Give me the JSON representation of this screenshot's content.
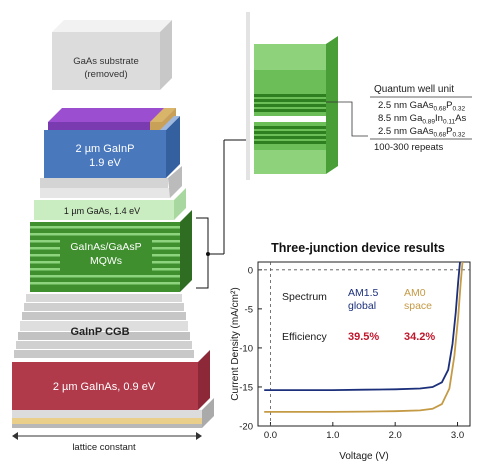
{
  "stack": {
    "substrate": "GaAs substrate",
    "substrate_note": "(removed)",
    "top_cell_line1": "2 µm GaInP",
    "top_cell_line2": "1.9 eV",
    "gaas_layer": "1 µm GaAs, 1.4 eV",
    "mqw_line1": "GaInAs/GaAsP",
    "mqw_line2": "MQWs",
    "cgb": "GaInP  CGB",
    "bottom_cell": "2 µm GaInAs, 0.9 eV",
    "axis_label": "lattice constant"
  },
  "quantum_well": {
    "title": "Quantum well unit",
    "layers": [
      {
        "base": "2.5 nm GaAs",
        "sub": "0.68",
        "mid": "P",
        "sub2": "0.32",
        "tail": ""
      },
      {
        "base": "8.5 nm Ga",
        "sub": "0.89",
        "mid": "In",
        "sub2": "0.11",
        "tail": "As"
      },
      {
        "base": "2.5 nm GaAs",
        "sub": "0.68",
        "mid": "P",
        "sub2": "0.32",
        "tail": ""
      }
    ],
    "repeats": "100-300 repeats"
  },
  "colors": {
    "top_cell": "#4a78bd",
    "gaas": "#c9ecc0",
    "mqw_green": "#3f8f2e",
    "bottom_cell": "#b0394a",
    "purple": "#9b4fd0",
    "gold": "#d9b56a",
    "am15_curve": "#1b2f7a",
    "am0_curve": "#c49a45",
    "efficiency_red": "#c0162b"
  },
  "chart_data": {
    "type": "line",
    "title": "Three-junction device results",
    "xlabel": "Voltage (V)",
    "ylabel": "Current Density (mA/cm²)",
    "xlim": [
      -0.2,
      3.2
    ],
    "ylim": [
      -20,
      1
    ],
    "xticks": [
      "0.0",
      "1.0",
      "2.0",
      "3.0"
    ],
    "yticks": [
      "0",
      "-5",
      "-10",
      "-15",
      "-20"
    ],
    "legend": {
      "spectrum_label": "Spectrum",
      "efficiency_label": "Efficiency",
      "am15_name": "AM1.5",
      "am15_sub": "global",
      "am0_name": "AM0",
      "am0_sub": "space",
      "am15_eff": "39.5%",
      "am0_eff": "34.2%"
    },
    "series": [
      {
        "name": "AM1.5 global",
        "x": [
          -0.1,
          0.5,
          1.0,
          1.5,
          2.0,
          2.4,
          2.6,
          2.75,
          2.85,
          2.92,
          2.97,
          3.01,
          3.04
        ],
        "y": [
          -15.4,
          -15.4,
          -15.4,
          -15.35,
          -15.3,
          -15.2,
          -15.0,
          -14.4,
          -12.8,
          -9.5,
          -5.5,
          -1.5,
          1.0
        ]
      },
      {
        "name": "AM0 space",
        "x": [
          -0.1,
          0.5,
          1.0,
          1.5,
          2.0,
          2.4,
          2.6,
          2.75,
          2.87,
          2.95,
          3.01,
          3.05,
          3.08
        ],
        "y": [
          -18.2,
          -18.2,
          -18.2,
          -18.15,
          -18.1,
          -18.0,
          -17.8,
          -17.2,
          -15.2,
          -11.0,
          -6.0,
          -1.8,
          1.0
        ]
      }
    ]
  }
}
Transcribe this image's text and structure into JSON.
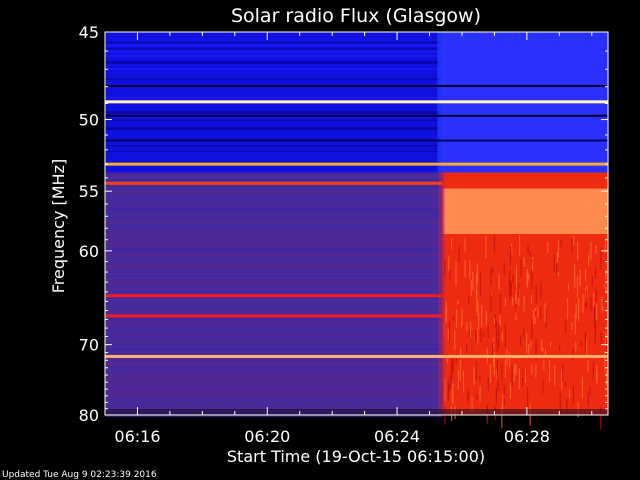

******************************

§ **What the task requires**: Repeat verbatim all the material, but not the pictures.

§ **Result of this exercise**:
Give me the JSON representation of this screenshot's content.
{
  "stack": {
    "substrate": "GaAs substrate",
    "substrate_note": "(removed)",
    "top_cell_line1": "2 µm GaInP",
    "top_cell_line2": "1.9 eV",
    "gaas_layer": "1 µm GaAs, 1.4 eV",
    "mqw_line1": "GaInAs/GaAsP",
    "mqw_line2": "MQWs",
    "cgb": "GaInP  CGB",
    "bottom_cell": "2 µm GaInAs, 0.9 eV",
    "axis_label": "lattice constant"
  },
  "quantum_well": {
    "title": "Quantum well unit",
    "layers": [
      {
        "base": "2.5 nm GaAs",
        "sub": "0.68",
        "mid": "P",
        "sub2": "0.32",
        "tail": ""
      },
      {
        "base": "8.5 nm Ga",
        "sub": "0.89",
        "mid": "In",
        "sub2": "0.11",
        "tail": "As"
      },
      {
        "base": "2.5 nm GaAs",
        "sub": "0.68",
        "mid": "P",
        "sub2": "0.32",
        "tail": ""
      }
    ],
    "repeats": "100-300 repeats"
  },
  "colors": {
    "top_cell": "#4a78bd",
    "gaas": "#c9ecc0",
    "mqw_green": "#3f8f2e",
    "bottom_cell": "#b0394a",
    "purple": "#9b4fd0",
    "gold": "#d9b56a",
    "am15_curve": "#1b2f7a",
    "am0_curve": "#c49a45",
    "efficiency_red": "#c0162b"
  },
  "chart_data": {
    "type": "line",
    "title": "Three-junction device results",
    "xlabel": "Voltage (V)",
    "ylabel": "Current Density (mA/cm²)",
    "xlim": [
      -0.2,
      3.2
    ],
    "ylim": [
      -20,
      1
    ],
    "xticks": [
      "0.0",
      "1.0",
      "2.0",
      "3.0"
    ],
    "yticks": [
      "0",
      "-5",
      "-10",
      "-15",
      "-20"
    ],
    "legend": {
      "spectrum_label": "Spectrum",
      "efficiency_label": "Efficiency",
      "am15_name": "AM1.5",
      "am15_sub": "global",
      "am0_name": "AM0",
      "am0_sub": "space",
      "am15_eff": "39.5%",
      "am0_eff": "34.2%"
    },
    "series": [
      {
        "name": "AM1.5 global",
        "x": [
          -0.1,
          0.5,
          1.0,
          1.5,
          2.0,
          2.4,
          2.6,
          2.75,
          2.85,
          2.92,
          2.97,
          3.01,
          3.04
        ],
        "y": [
          -15.4,
          -15.4,
          -15.4,
          -15.35,
          -15.3,
          -15.2,
          -15.0,
          -14.4,
          -12.8,
          -9.5,
          -5.5,
          -1.5,
          1.0
        ]
      },
      {
        "name": "AM0 space",
        "x": [
          -0.1,
          0.5,
          1.0,
          1.5,
          2.0,
          2.4,
          2.6,
          2.75,
          2.87,
          2.95,
          3.01,
          3.05,
          3.08
        ],
        "y": [
          -18.2,
          -18.2,
          -18.2,
          -18.15,
          -18.1,
          -18.0,
          -17.8,
          -17.2,
          -15.2,
          -11.0,
          -6.0,
          -1.8,
          1.0
        ]
      }
    ]
  }
}
Transcribe this image's text and structure into JSON.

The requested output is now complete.